> AIM
Retype all of the data exactly as given.

(Stored records)
begin

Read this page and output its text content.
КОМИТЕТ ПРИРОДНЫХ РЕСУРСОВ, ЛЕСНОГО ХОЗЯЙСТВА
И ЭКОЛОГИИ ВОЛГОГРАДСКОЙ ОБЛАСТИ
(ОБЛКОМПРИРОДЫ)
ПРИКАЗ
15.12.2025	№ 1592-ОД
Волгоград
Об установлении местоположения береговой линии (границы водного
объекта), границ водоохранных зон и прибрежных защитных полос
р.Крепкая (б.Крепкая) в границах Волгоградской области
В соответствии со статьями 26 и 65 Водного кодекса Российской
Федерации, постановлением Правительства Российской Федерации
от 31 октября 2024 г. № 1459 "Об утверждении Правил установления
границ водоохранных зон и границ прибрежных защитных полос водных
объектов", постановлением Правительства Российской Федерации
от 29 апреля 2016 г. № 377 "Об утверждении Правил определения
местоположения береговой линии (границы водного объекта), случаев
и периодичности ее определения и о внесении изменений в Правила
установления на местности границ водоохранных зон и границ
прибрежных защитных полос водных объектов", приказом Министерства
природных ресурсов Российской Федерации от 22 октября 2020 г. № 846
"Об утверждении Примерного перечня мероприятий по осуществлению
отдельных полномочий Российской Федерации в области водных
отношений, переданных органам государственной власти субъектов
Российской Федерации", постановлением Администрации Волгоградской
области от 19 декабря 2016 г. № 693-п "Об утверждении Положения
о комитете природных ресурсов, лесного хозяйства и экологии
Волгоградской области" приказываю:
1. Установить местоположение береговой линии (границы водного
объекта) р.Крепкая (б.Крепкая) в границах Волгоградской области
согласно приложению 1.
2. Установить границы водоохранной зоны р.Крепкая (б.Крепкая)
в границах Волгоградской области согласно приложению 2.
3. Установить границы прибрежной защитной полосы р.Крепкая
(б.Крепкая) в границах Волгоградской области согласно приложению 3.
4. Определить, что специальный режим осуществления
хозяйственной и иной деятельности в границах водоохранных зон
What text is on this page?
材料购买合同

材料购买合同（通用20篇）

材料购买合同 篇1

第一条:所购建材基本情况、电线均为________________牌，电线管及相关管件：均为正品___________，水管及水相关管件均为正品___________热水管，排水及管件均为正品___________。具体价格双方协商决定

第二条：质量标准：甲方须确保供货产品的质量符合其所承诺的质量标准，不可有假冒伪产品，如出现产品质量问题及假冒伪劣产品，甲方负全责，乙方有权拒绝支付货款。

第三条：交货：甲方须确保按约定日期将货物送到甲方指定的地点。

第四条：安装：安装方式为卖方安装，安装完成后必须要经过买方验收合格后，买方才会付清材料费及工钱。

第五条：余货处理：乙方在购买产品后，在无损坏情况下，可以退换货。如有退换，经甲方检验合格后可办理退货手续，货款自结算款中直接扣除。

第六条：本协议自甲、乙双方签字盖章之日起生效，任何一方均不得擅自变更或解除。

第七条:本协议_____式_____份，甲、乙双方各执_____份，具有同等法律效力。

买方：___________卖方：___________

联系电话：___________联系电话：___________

end

> ANSWER TO THIS PROBLEM
Read this page and output its text content.
КОМИТЕТ ПРИРОДНЫХ РЕСУРСОВ, ЛЕСНОГО ХОЗЯЙСТВА
И ЭКОЛОГИИ ВОЛГОГРАДСКОЙ ОБЛАСТИ
(ОБЛКОМПРИРОДЫ)
ПРИКАЗ
15.12.2025	№ 1592-ОД
Волгоград
Об установлении местоположения береговой линии (границы водного
объекта), границ водоохранных зон и прибрежных защитных полос
р.Крепкая (б.Крепкая) в границах Волгоградской области
В соответствии со статьями 26 и 65 Водного кодекса Российской
Федерации, постановлением Правительства Российской Федерации
от 31 октября 2024 г. № 1459 "Об утверждении Правил установления
границ водоохранных зон и границ прибрежных защитных полос водных
объектов", постановлением Правительства Российской Федерации
от 29 апреля 2016 г. № 377 "Об утверждении Правил определения
местоположения береговой линии (границы водного объекта), случаев
и периодичности ее определения и о внесении изменений в Правила
установления на местности границ водоохранных зон и границ
прибрежных защитных полос водных объектов", приказом Министерства
природных ресурсов Российской Федерации от 22 октября 2020 г. № 846
"Об утверждении Примерного перечня мероприятий по осуществлению
отдельных полномочий Российской Федерации в области водных
отношений, переданных органам государственной власти субъектов
Российской Федерации", постановлением Администрации Волгоградской
области от 19 декабря 2016 г. № 693-п "Об утверждении Положения
о комитете природных ресурсов, лесного хозяйства и экологии
Волгоградской области" приказываю:
1. Установить местоположение береговой линии (границы водного
объекта) р.Крепкая (б.Крепкая) в границах Волгоградской области
согласно приложению 1.
2. Установить границы водоохранной зоны р.Крепкая (б.Крепкая)
в границах Волгоградской области согласно приложению 2.
3. Установить границы прибрежной защитной полосы р.Крепкая
(б.Крепкая) в границах Волгоградской области согласно приложению 3.
4. Определить, что специальный режим осуществления
хозяйственной и иной деятельности в границах водоохранных зон
What text is on this page?
材料购买合同

材料购买合同（通用20篇）

材料购买合同 篇1

第一条:所购建材基本情况、电线均为________________牌，电线管及相关管件：均为正品___________，水管及水相关管件均为正品___________热水管，排水及管件均为正品___________。具体价格双方协商决定

第二条：质量标准：甲方须确保供货产品的质量符合其所承诺的质量标准，不可有假冒伪产品，如出现产品质量问题及假冒伪劣产品，甲方负全责，乙方有权拒绝支付货款。

第三条：交货：甲方须确保按约定日期将货物送到甲方指定的地点。

第四条：安装：安装方式为卖方安装，安装完成后必须要经过买方验收合格后，买方才会付清材料费及工钱。

第五条：余货处理：乙方在购买产品后，在无损坏情况下，可以退换货。如有退换，经甲方检验合格后可办理退货手续，货款自结算款中直接扣除。

第六条：本协议自甲、乙双方签字盖章之日起生效，任何一方均不得擅自变更或解除。

第七条:本协议_____式_____份，甲、乙双方各执_____份，具有同等法律效力。

买方：___________卖方：___________

联系电话：___________联系电话：___________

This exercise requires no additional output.